_STORED DATA:_
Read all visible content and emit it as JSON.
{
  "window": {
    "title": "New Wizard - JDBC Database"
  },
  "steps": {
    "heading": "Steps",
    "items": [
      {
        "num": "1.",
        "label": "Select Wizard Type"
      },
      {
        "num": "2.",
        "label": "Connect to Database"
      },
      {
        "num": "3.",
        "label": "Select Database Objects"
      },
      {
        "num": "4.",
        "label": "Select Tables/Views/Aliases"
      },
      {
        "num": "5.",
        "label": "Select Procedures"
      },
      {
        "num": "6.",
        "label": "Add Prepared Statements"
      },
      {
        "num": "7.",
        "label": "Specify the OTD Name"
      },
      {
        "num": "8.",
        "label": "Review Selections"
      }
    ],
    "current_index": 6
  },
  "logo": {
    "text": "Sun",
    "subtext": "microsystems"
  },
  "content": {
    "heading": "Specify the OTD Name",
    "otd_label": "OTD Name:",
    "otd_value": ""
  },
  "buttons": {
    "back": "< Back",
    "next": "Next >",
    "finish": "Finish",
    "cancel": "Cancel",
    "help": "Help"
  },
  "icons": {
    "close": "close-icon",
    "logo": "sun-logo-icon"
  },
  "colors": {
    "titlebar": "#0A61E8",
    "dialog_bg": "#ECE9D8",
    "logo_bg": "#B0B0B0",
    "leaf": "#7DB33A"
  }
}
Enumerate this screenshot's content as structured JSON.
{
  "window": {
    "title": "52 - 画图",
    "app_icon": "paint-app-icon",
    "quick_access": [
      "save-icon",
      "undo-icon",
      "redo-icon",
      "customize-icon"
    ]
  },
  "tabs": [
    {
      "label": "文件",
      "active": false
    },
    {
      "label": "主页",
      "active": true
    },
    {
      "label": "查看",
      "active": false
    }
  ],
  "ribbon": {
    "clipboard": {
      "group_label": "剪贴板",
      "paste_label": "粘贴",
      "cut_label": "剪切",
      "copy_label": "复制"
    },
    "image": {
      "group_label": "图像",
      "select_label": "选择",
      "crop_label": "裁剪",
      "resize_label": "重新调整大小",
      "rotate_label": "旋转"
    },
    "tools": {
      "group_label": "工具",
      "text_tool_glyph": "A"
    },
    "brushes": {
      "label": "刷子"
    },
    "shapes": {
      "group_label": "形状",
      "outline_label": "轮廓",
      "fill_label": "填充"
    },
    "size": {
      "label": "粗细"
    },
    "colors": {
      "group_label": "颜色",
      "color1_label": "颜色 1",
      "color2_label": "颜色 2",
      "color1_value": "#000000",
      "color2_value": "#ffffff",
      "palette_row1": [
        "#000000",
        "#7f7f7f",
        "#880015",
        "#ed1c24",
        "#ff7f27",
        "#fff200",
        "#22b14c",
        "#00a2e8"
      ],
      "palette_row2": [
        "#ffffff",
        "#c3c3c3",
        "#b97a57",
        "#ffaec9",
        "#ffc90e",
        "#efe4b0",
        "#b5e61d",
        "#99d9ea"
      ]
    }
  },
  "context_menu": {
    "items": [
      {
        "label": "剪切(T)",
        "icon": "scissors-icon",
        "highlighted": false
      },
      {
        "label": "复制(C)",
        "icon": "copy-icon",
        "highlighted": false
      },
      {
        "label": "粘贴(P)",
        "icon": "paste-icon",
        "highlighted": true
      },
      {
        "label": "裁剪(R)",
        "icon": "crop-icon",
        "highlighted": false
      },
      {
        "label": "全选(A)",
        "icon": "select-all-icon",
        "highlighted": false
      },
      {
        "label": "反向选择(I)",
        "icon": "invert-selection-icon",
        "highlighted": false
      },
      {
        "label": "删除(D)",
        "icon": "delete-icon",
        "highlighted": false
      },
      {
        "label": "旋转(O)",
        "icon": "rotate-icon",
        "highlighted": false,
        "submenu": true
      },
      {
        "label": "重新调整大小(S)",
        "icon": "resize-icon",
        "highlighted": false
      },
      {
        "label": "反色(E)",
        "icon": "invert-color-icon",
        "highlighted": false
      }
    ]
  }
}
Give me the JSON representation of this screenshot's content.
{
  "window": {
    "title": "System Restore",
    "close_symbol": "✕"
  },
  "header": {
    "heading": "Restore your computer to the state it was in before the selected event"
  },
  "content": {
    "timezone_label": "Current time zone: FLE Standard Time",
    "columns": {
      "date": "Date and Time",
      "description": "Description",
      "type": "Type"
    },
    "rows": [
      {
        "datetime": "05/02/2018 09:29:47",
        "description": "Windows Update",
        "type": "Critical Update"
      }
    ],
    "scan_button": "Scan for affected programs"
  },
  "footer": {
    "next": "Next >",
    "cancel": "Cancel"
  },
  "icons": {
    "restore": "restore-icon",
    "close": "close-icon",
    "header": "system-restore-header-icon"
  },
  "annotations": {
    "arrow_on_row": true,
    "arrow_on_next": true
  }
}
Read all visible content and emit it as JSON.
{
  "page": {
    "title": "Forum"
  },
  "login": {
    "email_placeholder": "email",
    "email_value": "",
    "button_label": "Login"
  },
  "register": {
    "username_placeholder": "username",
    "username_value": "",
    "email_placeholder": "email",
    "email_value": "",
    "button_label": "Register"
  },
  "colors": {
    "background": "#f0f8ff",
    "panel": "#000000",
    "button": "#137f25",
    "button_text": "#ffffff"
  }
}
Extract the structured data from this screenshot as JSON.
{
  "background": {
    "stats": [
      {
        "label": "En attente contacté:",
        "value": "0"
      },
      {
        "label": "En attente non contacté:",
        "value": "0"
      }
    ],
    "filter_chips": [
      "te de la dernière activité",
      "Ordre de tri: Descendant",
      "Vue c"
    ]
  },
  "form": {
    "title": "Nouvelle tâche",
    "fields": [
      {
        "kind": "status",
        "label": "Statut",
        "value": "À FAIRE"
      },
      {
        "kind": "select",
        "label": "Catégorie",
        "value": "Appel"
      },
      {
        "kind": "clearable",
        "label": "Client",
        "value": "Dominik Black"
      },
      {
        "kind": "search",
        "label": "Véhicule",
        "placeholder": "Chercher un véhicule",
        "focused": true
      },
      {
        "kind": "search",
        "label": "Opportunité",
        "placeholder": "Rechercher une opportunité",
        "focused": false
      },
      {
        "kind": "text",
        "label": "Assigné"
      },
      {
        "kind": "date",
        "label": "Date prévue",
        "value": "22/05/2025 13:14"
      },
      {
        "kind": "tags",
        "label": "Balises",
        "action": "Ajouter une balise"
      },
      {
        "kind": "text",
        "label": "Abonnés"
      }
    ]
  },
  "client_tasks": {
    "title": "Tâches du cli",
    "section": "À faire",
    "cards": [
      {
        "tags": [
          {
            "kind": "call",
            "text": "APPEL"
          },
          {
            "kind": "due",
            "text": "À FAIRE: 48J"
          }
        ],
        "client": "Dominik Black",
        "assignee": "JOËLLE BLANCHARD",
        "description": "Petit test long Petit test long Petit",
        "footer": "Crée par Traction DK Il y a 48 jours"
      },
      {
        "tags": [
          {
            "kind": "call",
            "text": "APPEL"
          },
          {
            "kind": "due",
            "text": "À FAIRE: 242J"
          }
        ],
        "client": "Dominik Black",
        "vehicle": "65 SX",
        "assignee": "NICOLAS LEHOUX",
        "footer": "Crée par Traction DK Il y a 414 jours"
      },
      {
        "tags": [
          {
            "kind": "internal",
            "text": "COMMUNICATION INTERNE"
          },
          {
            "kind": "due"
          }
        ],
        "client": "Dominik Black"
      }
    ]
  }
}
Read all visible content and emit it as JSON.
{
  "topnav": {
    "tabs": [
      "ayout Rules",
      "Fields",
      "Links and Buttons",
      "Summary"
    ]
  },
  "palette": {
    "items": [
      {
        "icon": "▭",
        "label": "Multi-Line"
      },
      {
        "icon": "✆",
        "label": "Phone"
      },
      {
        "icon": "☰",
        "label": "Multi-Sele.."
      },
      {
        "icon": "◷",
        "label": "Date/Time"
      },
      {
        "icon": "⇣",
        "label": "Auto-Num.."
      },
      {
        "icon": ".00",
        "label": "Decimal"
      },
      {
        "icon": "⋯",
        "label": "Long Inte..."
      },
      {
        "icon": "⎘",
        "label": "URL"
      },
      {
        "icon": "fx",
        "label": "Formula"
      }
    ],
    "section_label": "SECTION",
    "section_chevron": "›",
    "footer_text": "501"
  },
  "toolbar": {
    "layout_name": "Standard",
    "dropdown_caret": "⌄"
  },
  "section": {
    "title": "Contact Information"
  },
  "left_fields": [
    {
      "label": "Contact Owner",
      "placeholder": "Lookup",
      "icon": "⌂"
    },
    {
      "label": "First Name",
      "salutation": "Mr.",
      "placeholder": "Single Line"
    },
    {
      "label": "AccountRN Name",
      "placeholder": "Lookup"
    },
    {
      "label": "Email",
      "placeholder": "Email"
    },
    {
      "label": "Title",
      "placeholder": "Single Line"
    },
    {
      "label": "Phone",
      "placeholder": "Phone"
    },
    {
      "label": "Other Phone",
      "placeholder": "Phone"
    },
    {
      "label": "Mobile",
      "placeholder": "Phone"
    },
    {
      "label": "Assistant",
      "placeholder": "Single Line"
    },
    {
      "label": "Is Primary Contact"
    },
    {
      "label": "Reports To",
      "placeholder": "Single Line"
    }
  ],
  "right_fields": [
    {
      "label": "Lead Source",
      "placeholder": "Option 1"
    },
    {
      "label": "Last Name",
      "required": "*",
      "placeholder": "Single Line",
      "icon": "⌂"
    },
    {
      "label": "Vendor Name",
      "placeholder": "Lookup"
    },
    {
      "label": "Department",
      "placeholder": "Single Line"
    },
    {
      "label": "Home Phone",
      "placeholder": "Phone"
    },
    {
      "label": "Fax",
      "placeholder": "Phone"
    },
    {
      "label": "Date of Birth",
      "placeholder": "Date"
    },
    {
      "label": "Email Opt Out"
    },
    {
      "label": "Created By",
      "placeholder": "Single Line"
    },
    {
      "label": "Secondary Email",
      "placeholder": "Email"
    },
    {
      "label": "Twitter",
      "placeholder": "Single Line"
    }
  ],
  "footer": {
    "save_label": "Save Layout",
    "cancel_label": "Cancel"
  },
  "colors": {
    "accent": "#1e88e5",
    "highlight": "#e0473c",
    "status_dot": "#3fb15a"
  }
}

_WHAT IS ASKED:_ Gather every line containing the word "Cancel" and copy it.

_EXERCISE ANSWER:_
    "cancel": "Cancel",
    "cancel": "Cancel"
    "cancel_label": "Cancel"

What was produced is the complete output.